◆ **Set problem**
List all lines of the data containing the word "molimo".

begin

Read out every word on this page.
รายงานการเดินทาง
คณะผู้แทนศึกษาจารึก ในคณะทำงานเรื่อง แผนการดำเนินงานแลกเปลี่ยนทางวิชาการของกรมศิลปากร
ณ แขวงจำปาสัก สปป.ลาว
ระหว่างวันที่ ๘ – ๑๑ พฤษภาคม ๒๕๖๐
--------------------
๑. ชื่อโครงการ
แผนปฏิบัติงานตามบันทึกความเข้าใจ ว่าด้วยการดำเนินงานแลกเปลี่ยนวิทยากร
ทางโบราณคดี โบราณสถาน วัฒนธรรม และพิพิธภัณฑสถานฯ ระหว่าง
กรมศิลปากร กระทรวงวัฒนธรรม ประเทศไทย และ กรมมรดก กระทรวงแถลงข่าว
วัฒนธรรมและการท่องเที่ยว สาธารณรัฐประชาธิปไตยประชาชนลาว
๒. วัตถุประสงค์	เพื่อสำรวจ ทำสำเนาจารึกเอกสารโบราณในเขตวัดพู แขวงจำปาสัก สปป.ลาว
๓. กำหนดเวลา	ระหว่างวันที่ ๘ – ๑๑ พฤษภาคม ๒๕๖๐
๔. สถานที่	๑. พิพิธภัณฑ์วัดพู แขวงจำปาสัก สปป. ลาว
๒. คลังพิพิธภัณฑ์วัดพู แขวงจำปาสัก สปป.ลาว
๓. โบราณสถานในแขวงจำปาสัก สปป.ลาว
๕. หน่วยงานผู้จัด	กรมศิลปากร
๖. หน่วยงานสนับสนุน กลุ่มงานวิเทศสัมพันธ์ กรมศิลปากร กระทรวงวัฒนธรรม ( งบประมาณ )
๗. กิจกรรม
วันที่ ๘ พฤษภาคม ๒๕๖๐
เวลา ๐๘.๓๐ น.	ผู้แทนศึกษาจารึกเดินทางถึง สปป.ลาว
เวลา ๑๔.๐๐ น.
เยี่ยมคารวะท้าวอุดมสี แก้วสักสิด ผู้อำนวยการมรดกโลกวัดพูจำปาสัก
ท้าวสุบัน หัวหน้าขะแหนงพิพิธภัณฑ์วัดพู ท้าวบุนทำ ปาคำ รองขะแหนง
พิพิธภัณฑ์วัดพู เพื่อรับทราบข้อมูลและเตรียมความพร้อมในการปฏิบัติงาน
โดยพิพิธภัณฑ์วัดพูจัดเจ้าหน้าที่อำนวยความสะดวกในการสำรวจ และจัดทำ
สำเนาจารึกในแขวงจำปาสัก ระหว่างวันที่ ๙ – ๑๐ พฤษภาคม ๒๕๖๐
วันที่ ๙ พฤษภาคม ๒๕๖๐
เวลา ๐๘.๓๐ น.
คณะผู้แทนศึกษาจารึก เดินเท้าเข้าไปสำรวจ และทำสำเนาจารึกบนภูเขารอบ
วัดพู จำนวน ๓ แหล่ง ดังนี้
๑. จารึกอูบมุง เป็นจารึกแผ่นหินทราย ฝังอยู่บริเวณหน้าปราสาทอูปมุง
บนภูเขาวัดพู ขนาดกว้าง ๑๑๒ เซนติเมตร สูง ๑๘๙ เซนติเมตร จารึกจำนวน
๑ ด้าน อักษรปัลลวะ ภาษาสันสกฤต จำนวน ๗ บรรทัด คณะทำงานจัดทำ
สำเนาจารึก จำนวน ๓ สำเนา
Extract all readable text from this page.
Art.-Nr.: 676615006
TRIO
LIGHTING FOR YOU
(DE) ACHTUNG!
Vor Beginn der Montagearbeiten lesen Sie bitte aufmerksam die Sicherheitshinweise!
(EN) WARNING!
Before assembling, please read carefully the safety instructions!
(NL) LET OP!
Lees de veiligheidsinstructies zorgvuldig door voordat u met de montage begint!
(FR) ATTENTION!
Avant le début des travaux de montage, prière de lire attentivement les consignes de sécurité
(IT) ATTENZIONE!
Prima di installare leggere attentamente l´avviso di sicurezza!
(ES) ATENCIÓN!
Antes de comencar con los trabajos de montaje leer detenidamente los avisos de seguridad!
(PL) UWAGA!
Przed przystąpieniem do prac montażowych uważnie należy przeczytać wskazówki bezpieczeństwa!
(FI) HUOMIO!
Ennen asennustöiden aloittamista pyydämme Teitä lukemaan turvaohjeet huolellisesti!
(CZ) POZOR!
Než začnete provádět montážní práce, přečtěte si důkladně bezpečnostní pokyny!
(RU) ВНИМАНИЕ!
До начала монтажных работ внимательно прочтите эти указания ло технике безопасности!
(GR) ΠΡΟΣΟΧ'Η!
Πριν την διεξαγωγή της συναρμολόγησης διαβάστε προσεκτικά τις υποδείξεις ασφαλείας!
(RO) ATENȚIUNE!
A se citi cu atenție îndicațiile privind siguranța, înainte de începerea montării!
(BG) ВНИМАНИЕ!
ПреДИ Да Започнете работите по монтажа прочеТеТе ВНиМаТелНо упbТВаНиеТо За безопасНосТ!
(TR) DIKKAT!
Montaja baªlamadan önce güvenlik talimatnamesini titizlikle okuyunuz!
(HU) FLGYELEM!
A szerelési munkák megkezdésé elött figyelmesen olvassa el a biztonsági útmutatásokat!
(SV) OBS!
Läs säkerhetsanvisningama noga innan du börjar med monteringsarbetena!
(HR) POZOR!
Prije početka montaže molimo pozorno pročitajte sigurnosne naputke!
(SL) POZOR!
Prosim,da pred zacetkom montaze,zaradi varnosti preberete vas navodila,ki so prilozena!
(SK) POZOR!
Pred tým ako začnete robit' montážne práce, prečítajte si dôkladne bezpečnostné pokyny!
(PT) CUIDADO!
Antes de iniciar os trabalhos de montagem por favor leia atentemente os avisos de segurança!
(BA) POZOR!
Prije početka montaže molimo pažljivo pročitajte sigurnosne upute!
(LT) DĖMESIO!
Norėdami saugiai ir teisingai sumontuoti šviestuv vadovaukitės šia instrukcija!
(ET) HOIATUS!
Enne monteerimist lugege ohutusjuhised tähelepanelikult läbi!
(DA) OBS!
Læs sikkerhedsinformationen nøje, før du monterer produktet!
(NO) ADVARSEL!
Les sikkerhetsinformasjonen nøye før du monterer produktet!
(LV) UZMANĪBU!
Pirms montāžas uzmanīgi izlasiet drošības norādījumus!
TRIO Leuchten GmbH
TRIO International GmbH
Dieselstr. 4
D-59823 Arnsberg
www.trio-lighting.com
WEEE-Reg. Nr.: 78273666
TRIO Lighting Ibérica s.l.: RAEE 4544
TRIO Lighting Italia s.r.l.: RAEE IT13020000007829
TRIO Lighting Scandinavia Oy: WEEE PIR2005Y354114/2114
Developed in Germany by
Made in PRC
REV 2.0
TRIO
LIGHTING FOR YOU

end

◆ **Complete answer**
Prije početka montaže molimo pozorno pročitajte sigurnosne naputke!
Prije početka montaže molimo pažljivo pročitajte sigurnosne upute!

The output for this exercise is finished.